[start Listed records]

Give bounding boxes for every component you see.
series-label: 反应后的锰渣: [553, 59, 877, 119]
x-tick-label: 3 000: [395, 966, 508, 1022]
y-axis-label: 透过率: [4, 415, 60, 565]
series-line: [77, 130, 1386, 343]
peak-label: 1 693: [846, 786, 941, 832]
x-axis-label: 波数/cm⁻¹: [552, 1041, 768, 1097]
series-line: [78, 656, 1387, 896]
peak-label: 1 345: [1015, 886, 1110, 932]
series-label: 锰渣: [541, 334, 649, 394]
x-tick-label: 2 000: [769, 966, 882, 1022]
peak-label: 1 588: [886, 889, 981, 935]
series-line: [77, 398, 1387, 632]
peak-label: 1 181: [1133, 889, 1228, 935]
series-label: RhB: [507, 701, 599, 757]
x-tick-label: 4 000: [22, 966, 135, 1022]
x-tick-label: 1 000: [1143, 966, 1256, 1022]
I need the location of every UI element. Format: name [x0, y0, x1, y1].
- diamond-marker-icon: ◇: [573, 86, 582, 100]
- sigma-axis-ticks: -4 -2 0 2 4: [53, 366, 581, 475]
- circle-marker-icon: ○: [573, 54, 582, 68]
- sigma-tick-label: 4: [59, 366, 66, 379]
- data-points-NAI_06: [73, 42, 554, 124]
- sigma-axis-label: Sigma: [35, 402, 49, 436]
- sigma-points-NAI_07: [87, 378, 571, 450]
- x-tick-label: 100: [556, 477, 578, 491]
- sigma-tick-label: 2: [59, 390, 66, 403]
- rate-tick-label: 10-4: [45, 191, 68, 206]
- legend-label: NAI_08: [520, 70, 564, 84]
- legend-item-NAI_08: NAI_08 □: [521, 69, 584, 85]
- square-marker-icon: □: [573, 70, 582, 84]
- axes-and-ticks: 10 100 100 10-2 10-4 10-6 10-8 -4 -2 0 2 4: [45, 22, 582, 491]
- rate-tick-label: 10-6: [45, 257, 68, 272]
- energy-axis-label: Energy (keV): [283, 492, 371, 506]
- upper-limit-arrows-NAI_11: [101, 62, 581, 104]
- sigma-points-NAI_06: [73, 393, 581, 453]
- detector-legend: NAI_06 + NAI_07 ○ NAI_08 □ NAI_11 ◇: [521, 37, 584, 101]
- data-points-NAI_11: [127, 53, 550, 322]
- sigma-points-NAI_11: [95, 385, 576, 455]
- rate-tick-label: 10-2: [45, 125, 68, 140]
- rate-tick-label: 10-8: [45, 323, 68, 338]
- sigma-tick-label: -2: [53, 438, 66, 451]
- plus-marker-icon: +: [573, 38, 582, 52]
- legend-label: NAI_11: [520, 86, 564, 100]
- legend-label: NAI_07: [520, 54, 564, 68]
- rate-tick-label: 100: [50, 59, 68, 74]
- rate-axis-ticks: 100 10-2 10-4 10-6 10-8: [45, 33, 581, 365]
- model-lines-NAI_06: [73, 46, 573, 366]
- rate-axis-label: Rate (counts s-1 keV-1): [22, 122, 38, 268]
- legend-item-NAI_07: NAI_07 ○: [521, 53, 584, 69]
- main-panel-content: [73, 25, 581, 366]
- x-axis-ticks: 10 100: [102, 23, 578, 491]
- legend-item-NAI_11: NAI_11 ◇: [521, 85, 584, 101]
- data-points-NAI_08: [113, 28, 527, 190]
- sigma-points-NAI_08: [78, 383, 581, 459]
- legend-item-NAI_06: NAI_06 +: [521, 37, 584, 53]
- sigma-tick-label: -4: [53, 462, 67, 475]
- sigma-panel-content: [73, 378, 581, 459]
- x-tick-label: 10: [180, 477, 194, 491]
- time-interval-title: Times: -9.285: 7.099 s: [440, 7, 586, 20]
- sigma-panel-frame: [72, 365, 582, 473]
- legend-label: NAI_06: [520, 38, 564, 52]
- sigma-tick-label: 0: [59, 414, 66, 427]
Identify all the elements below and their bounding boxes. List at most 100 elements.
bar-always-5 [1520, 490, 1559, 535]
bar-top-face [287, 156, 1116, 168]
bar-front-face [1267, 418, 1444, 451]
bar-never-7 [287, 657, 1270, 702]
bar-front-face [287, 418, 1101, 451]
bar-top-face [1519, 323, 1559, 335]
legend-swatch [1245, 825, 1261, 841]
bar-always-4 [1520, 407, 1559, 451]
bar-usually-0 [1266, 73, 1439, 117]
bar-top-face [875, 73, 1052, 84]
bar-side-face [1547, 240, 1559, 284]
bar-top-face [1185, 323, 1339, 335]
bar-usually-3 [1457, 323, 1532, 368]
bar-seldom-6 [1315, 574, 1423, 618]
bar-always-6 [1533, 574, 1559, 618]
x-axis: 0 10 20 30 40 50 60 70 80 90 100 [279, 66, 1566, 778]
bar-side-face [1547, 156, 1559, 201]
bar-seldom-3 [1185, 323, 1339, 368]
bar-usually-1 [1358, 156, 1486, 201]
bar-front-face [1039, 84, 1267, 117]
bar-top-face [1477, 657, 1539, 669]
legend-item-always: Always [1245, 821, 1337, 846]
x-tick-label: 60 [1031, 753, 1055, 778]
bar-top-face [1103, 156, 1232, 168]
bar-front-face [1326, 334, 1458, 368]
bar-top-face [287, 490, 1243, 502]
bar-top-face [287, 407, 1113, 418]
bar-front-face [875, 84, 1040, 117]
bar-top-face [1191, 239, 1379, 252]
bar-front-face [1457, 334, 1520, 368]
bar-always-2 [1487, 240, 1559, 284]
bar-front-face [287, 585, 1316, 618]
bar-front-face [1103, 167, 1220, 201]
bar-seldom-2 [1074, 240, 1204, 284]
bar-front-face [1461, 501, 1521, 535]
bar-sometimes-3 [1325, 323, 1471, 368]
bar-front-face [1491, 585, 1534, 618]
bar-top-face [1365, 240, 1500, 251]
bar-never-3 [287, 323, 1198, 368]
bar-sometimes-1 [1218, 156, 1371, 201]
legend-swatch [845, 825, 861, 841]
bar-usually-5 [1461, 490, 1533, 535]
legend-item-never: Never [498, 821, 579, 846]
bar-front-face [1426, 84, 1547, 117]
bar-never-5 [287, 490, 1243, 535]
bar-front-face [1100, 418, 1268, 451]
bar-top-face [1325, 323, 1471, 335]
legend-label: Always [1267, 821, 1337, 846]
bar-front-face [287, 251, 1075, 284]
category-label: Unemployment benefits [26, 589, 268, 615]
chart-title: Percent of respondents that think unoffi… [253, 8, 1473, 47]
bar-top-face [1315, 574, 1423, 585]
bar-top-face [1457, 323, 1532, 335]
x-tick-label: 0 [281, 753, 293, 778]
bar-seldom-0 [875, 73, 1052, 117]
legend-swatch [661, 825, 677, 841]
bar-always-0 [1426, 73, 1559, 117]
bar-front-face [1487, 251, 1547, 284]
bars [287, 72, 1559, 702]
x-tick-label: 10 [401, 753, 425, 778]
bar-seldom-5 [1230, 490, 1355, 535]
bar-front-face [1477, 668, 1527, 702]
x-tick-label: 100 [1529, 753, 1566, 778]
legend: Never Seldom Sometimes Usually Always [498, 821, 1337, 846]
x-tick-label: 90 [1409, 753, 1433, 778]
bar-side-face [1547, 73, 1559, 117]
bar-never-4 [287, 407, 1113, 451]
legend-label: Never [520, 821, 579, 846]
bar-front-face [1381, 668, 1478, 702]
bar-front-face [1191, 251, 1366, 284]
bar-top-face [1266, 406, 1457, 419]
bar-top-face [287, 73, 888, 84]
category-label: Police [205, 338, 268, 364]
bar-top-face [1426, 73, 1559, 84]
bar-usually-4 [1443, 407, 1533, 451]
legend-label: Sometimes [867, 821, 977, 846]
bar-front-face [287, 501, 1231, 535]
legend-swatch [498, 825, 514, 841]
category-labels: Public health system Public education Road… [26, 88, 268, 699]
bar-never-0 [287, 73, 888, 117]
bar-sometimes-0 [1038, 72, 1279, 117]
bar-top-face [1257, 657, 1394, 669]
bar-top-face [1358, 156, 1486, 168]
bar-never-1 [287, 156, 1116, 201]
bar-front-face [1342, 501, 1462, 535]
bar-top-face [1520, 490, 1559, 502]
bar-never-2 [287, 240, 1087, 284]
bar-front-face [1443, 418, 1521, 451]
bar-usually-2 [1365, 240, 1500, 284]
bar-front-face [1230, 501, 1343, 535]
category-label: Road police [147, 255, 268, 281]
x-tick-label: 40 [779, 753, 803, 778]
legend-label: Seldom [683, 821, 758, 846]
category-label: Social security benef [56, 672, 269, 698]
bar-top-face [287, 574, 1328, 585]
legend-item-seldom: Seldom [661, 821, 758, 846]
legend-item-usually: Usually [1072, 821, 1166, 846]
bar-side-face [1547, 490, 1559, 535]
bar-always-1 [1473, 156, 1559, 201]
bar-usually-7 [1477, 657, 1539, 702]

[end Listed records]

__Short exercise__: Please reproduce the rows word for word, starting at the start of the rows and ending at the line containing "- diamond-marker-icon: ◇: [573, 86, 582, 100]", both included.

__Output for this task__:
Give bounding boxes for every component you see.
series-label: 反应后的锰渣: [553, 59, 877, 119]
x-tick-label: 3 000: [395, 966, 508, 1022]
y-axis-label: 透过率: [4, 415, 60, 565]
series-line: [77, 130, 1386, 343]
peak-label: 1 693: [846, 786, 941, 832]
x-axis-label: 波数/cm⁻¹: [552, 1041, 768, 1097]
series-line: [78, 656, 1387, 896]
peak-label: 1 345: [1015, 886, 1110, 932]
series-label: 锰渣: [541, 334, 649, 394]
x-tick-label: 2 000: [769, 966, 882, 1022]
peak-label: 1 588: [886, 889, 981, 935]
series-line: [77, 398, 1387, 632]
peak-label: 1 181: [1133, 889, 1228, 935]
series-label: RhB: [507, 701, 599, 757]
x-tick-label: 4 000: [22, 966, 135, 1022]
x-tick-label: 1 000: [1143, 966, 1256, 1022]
I need the location of every UI element. Format: name [x0, y0, x1, y1].
- diamond-marker-icon: ◇: [573, 86, 582, 100]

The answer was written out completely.